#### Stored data
□ □ □ □

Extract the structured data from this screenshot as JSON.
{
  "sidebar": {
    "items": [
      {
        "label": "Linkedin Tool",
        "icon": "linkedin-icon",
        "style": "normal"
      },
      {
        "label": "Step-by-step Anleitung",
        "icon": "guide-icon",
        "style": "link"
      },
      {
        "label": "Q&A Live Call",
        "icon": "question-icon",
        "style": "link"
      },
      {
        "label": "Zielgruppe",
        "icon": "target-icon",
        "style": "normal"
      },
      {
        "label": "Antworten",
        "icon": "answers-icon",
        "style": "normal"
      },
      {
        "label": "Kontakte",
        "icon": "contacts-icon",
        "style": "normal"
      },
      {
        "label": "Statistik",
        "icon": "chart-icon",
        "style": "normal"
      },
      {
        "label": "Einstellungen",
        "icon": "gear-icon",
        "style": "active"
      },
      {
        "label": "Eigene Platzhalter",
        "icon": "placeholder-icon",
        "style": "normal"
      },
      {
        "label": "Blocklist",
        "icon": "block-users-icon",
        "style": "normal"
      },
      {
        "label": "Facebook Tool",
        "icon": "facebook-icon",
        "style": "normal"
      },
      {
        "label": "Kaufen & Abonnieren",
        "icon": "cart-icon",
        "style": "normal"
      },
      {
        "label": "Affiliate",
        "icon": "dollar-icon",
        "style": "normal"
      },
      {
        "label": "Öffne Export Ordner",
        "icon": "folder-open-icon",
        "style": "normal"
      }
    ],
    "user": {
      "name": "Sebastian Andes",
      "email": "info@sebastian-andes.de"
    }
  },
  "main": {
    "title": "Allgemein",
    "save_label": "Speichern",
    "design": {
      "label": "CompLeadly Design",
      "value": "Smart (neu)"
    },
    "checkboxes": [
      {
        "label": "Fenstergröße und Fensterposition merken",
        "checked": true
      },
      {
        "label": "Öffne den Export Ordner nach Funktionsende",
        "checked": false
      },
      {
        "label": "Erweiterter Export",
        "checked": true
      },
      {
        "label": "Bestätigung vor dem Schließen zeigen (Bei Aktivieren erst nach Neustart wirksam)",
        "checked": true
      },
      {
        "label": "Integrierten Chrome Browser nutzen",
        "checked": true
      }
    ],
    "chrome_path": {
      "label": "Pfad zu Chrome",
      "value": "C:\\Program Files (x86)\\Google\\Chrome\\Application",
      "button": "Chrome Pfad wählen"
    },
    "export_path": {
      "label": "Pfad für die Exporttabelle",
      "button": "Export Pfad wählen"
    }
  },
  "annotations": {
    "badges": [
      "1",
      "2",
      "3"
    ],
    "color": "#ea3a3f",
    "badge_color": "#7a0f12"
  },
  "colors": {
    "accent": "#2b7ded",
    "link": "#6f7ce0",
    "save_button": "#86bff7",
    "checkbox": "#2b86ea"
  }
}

□ □ □ □

#### What to work on
Identify the lines of the entries containing the string "wählen". Copy each such line.

#### Solution for this task
      "button": "Chrome Pfad wählen"
      "button": "Export Pfad wählen"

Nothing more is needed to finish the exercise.